_Material supplied_

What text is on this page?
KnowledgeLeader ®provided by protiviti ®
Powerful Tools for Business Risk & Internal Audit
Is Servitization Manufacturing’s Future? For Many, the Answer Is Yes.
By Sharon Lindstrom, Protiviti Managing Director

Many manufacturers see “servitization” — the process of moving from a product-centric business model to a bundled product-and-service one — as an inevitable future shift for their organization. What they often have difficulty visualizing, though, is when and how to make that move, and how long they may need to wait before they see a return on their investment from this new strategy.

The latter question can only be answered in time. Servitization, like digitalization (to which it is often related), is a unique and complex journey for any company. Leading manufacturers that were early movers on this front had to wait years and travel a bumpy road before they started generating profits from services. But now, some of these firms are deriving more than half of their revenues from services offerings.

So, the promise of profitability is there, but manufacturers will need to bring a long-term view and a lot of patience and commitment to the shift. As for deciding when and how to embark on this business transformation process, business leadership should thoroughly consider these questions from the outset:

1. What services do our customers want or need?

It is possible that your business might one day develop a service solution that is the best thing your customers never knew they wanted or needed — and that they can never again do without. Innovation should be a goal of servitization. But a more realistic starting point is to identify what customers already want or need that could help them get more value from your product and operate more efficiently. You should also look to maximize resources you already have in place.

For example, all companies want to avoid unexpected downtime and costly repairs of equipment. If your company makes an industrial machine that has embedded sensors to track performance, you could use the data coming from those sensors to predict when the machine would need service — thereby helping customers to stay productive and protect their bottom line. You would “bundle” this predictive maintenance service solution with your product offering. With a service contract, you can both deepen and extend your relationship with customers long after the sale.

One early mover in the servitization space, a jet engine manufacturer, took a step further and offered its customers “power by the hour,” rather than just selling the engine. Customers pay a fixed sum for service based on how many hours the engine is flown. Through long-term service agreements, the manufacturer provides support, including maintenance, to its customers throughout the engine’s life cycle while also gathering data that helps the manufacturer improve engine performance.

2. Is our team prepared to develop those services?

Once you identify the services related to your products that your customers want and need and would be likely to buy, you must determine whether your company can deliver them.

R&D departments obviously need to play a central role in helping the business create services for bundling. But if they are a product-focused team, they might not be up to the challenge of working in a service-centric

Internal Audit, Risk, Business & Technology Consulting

_What the task requires_
Take the lines above and print them exactly.

_Answer to this problem_
What text is on this page?
KnowledgeLeader ®provided by protiviti ®
Powerful Tools for Business Risk & Internal Audit
Is Servitization Manufacturing’s Future? For Many, the Answer Is Yes.
By Sharon Lindstrom, Protiviti Managing Director

Many manufacturers see “servitization” — the process of moving from a product-centric business model to a bundled product-and-service one — as an inevitable future shift for their organization. What they often have difficulty visualizing, though, is when and how to make that move, and how long they may need to wait before they see a return on their investment from this new strategy.

The latter question can only be answered in time. Servitization, like digitalization (to which it is often related), is a unique and complex journey for any company. Leading manufacturers that were early movers on this front had to wait years and travel a bumpy road before they started generating profits from services. But now, some of these firms are deriving more than half of their revenues from services offerings.

So, the promise of profitability is there, but manufacturers will need to bring a long-term view and a lot of patience and commitment to the shift. As for deciding when and how to embark on this business transformation process, business leadership should thoroughly consider these questions from the outset:

1. What services do our customers want or need?

It is possible that your business might one day develop a service solution that is the best thing your customers never knew they wanted or needed — and that they can never again do without. Innovation should be a goal of servitization. But a more realistic starting point is to identify what customers already want or need that could help them get more value from your product and operate more efficiently. You should also look to maximize resources you already have in place.

For example, all companies want to avoid unexpected downtime and costly repairs of equipment. If your company makes an industrial machine that has embedded sensors to track performance, you could use the data coming from those sensors to predict when the machine would need service — thereby helping customers to stay productive and protect their bottom line. You would “bundle” this predictive maintenance service solution with your product offering. With a service contract, you can both deepen and extend your relationship with customers long after the sale.

One early mover in the servitization space, a jet engine manufacturer, took a step further and offered its customers “power by the hour,” rather than just selling the engine. Customers pay a fixed sum for service based on how many hours the engine is flown. Through long-term service agreements, the manufacturer provides support, including maintenance, to its customers throughout the engine’s life cycle while also gathering data that helps the manufacturer improve engine performance.

2. Is our team prepared to develop those services?

Once you identify the services related to your products that your customers want and need and would be likely to buy, you must determine whether your company can deliver them.

R&D departments obviously need to play a central role in helping the business create services for bundling. But if they are a product-focused team, they might not be up to the challenge of working in a service-centric

Internal Audit, Risk, Business & Technology Consulting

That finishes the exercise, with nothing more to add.